Task details » The entries below should be given again exactly, minus their pictures.

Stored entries
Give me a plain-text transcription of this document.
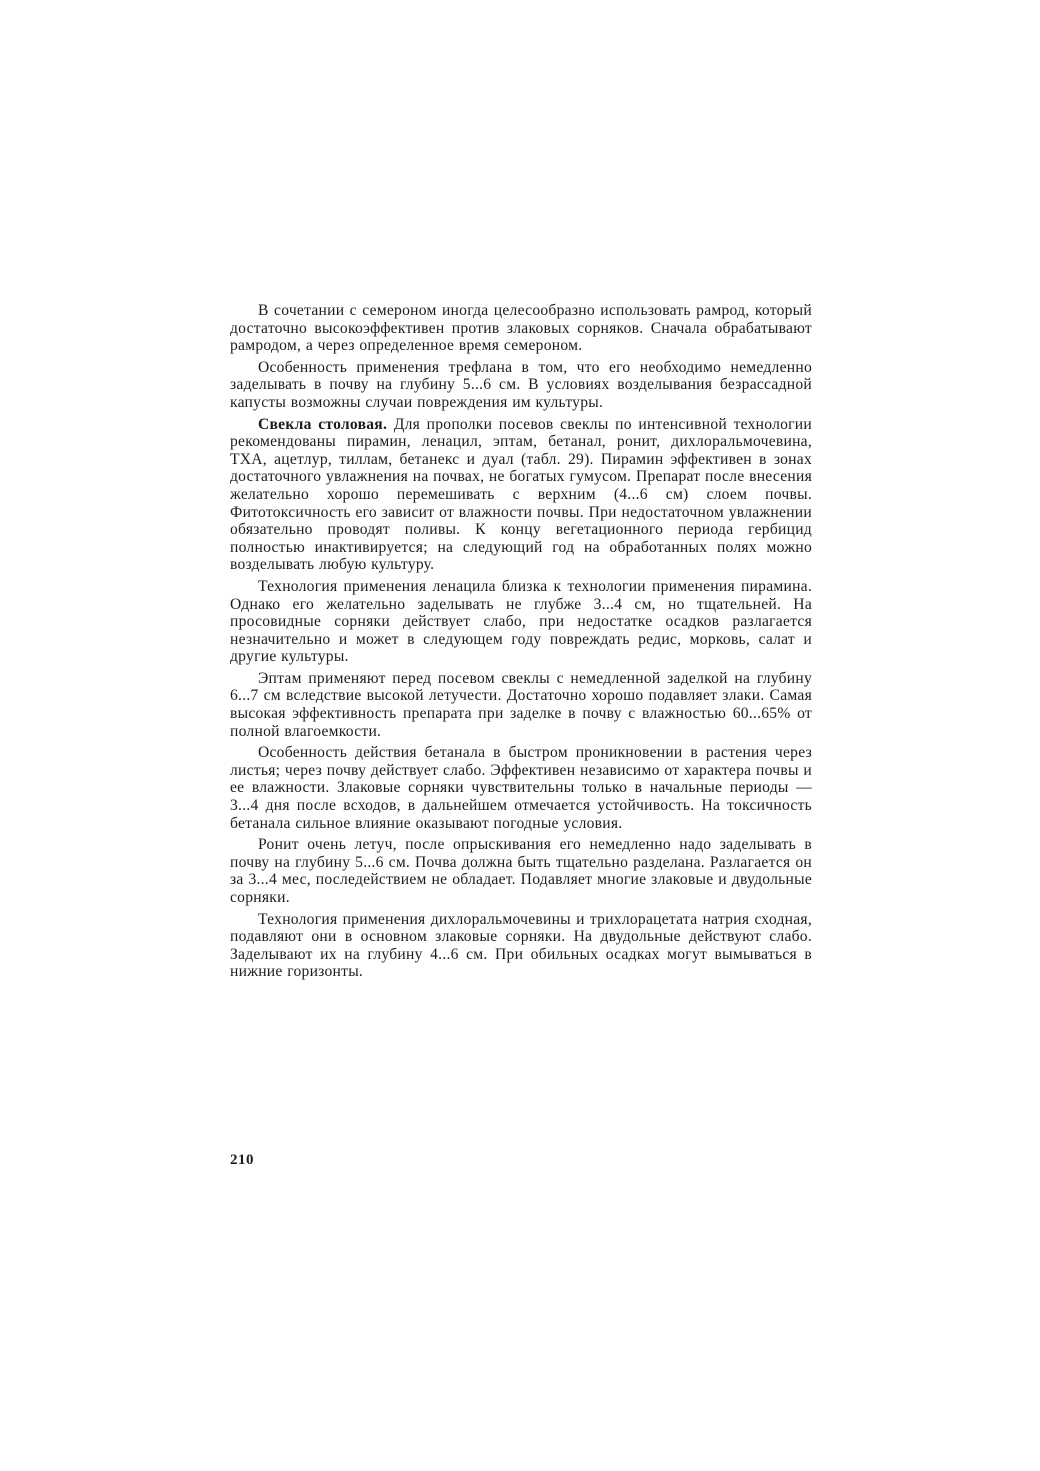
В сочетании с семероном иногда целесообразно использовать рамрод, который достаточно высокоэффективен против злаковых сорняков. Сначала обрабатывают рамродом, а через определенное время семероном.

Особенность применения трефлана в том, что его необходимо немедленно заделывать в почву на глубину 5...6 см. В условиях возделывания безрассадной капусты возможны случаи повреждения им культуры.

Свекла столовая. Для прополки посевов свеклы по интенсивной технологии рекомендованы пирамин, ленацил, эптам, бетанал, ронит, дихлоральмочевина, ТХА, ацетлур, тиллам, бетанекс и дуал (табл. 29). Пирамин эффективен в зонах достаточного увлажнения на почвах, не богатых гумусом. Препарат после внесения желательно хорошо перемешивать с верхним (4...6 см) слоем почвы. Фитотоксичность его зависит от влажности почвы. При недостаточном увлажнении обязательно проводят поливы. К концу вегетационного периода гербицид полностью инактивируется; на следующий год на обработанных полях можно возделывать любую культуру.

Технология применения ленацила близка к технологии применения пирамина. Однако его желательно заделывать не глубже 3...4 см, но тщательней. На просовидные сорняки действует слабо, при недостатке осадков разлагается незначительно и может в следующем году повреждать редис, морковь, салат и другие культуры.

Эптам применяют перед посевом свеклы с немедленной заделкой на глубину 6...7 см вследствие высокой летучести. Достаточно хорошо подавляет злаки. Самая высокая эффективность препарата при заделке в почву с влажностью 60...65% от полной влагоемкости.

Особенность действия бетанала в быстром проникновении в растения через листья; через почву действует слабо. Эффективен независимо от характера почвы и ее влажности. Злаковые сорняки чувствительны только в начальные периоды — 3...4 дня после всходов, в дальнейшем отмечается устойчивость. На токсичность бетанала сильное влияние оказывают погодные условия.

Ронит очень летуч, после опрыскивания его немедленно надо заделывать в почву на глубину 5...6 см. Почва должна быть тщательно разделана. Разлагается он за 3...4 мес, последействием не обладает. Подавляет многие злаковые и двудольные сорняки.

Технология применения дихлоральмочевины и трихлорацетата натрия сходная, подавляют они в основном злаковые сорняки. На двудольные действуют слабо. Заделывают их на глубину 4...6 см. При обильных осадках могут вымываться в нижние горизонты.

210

Final answer »
Give me a plain-text transcription of this document.
В сочетании с семероном иногда целесообразно использовать рамрод, который достаточно высокоэффективен против злаковых сорняков. Сначала обрабатывают рамродом, а через определенное время семероном.

Особенность применения трефлана в том, что его необходимо немедленно заделывать в почву на глубину 5...6 см. В условиях возделывания безрассадной капусты возможны случаи повреждения им культуры.

Свекла столовая. Для прополки посевов свеклы по интенсивной технологии рекомендованы пирамин, ленацил, эптам, бетанал, ронит, дихлоральмочевина, ТХА, ацетлур, тиллам, бетанекс и дуал (табл. 29). Пирамин эффективен в зонах достаточного увлажнения на почвах, не богатых гумусом. Препарат после внесения желательно хорошо перемешивать с верхним (4...6 см) слоем почвы. Фитотоксичность его зависит от влажности почвы. При недостаточном увлажнении обязательно проводят поливы. К концу вегетационного периода гербицид полностью инактивируется; на следующий год на обработанных полях можно возделывать любую культуру.

Технология применения ленацила близка к технологии применения пирамина. Однако его желательно заделывать не глубже 3...4 см, но тщательней. На просовидные сорняки действует слабо, при недостатке осадков разлагается незначительно и может в следующем году повреждать редис, морковь, салат и другие культуры.

Эптам применяют перед посевом свеклы с немедленной заделкой на глубину 6...7 см вследствие высокой летучести. Достаточно хорошо подавляет злаки. Самая высокая эффективность препарата при заделке в почву с влажностью 60...65% от полной влагоемкости.

Особенность действия бетанала в быстром проникновении в растения через листья; через почву действует слабо. Эффективен независимо от характера почвы и ее влажности. Злаковые сорняки чувствительны только в начальные периоды — 3...4 дня после всходов, в дальнейшем отмечается устойчивость. На токсичность бетанала сильное влияние оказывают погодные условия.

Ронит очень летуч, после опрыскивания его немедленно надо заделывать в почву на глубину 5...6 см. Почва должна быть тщательно разделана. Разлагается он за 3...4 мес, последействием не обладает. Подавляет многие злаковые и двудольные сорняки.

Технология применения дихлоральмочевины и трихлорацетата натрия сходная, подавляют они в основном злаковые сорняки. На двудольные действуют слабо. Заделывают их на глубину 4...6 см. При обильных осадках могут вымываться в нижние горизонты.

210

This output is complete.